### Short problem
Find the number of lines below in which the word "الثلاثاء" appears, and write that number only.

* * * * * * * * *

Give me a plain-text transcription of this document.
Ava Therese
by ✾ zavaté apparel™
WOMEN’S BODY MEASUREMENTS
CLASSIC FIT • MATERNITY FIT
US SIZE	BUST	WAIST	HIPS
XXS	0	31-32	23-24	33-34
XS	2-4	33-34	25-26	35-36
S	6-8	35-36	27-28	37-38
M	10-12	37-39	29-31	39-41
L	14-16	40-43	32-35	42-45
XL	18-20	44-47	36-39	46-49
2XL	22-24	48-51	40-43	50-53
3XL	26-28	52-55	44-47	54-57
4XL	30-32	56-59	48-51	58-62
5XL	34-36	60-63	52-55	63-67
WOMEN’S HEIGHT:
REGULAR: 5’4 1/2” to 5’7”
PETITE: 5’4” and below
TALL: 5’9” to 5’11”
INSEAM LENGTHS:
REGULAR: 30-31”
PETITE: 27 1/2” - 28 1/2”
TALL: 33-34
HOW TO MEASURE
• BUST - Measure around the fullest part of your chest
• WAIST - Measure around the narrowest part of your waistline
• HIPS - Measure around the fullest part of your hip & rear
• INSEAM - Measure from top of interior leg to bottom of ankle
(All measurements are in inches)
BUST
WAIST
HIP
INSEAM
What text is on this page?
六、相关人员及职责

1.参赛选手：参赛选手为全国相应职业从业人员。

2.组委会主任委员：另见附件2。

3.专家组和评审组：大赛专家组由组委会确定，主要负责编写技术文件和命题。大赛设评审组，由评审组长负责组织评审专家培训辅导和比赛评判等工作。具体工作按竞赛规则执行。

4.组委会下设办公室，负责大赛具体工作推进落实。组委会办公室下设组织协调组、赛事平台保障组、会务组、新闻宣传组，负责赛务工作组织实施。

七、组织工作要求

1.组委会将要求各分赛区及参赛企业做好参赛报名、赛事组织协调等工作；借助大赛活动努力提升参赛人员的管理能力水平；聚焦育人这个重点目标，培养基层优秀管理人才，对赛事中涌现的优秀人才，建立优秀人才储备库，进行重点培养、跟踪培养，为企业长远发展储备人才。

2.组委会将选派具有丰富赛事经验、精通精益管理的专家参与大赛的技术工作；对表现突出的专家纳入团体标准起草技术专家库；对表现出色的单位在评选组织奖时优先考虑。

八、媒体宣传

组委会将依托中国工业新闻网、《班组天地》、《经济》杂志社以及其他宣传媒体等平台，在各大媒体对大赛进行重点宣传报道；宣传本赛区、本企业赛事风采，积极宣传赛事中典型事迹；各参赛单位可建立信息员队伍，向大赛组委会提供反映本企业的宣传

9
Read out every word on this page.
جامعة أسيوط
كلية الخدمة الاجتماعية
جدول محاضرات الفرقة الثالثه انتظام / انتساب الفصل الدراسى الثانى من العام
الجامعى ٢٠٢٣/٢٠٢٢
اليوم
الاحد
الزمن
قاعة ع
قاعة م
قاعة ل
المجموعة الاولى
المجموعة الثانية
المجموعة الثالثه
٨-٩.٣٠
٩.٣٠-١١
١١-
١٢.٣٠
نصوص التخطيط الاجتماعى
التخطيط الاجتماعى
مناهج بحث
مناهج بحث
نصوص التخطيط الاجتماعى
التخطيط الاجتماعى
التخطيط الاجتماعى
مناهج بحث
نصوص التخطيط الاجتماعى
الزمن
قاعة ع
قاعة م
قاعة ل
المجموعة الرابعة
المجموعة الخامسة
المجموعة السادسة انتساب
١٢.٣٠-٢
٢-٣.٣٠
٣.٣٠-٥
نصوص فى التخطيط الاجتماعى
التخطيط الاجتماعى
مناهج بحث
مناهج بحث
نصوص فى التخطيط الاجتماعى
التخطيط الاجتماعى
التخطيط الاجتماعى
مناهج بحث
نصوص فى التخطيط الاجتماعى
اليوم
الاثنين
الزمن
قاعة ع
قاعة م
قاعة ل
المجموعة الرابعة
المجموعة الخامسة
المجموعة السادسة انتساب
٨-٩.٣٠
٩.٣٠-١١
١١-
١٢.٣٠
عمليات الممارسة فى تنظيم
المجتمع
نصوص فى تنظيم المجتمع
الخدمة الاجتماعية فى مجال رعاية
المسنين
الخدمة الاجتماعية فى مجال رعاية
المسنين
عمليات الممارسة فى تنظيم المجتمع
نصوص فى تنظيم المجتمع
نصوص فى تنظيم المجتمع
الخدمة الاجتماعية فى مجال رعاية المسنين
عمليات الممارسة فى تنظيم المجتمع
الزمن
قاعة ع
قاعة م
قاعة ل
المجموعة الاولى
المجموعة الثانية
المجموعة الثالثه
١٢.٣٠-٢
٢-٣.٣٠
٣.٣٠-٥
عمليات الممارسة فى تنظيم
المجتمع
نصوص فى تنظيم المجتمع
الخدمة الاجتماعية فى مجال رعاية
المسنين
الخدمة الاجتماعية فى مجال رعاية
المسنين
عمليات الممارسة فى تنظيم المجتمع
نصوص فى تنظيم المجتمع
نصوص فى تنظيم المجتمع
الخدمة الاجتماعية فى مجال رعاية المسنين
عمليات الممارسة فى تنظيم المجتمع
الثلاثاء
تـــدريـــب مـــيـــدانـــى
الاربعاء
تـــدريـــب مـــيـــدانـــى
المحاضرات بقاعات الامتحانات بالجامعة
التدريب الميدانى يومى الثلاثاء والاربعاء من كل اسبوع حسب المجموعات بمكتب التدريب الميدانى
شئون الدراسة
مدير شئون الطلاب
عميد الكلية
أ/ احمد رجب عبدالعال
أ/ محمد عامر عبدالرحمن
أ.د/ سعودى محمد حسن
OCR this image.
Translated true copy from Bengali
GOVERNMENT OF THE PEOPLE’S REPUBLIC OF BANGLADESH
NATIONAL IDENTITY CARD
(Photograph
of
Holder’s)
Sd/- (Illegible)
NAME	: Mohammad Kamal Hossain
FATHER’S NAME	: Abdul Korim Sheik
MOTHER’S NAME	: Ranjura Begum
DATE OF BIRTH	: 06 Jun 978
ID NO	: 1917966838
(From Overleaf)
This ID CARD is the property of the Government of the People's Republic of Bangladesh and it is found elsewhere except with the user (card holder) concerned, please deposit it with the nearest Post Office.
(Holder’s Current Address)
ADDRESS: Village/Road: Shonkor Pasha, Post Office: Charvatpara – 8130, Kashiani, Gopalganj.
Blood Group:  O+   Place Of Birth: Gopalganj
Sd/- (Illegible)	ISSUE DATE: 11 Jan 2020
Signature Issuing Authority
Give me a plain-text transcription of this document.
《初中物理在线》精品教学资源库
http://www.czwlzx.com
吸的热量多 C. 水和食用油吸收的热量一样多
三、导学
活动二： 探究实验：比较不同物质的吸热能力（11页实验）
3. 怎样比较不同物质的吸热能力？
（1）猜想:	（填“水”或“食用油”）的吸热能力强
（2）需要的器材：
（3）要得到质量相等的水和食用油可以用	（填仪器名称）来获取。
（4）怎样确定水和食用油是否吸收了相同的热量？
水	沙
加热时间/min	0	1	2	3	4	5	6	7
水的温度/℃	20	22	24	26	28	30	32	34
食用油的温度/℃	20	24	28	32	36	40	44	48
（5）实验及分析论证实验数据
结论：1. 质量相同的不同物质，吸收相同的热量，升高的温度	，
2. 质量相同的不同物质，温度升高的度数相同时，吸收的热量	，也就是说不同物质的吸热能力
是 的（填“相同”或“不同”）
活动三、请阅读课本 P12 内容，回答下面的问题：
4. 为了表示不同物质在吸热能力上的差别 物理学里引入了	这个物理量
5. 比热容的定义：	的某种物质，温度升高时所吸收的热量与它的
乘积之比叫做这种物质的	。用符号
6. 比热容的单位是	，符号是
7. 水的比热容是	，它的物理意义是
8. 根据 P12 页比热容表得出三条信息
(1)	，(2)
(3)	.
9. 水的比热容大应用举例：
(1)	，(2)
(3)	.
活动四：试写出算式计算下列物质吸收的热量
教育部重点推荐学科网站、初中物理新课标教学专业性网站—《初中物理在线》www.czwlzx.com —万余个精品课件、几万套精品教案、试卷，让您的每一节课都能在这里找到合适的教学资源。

* * * * * * * * *

### Full response
2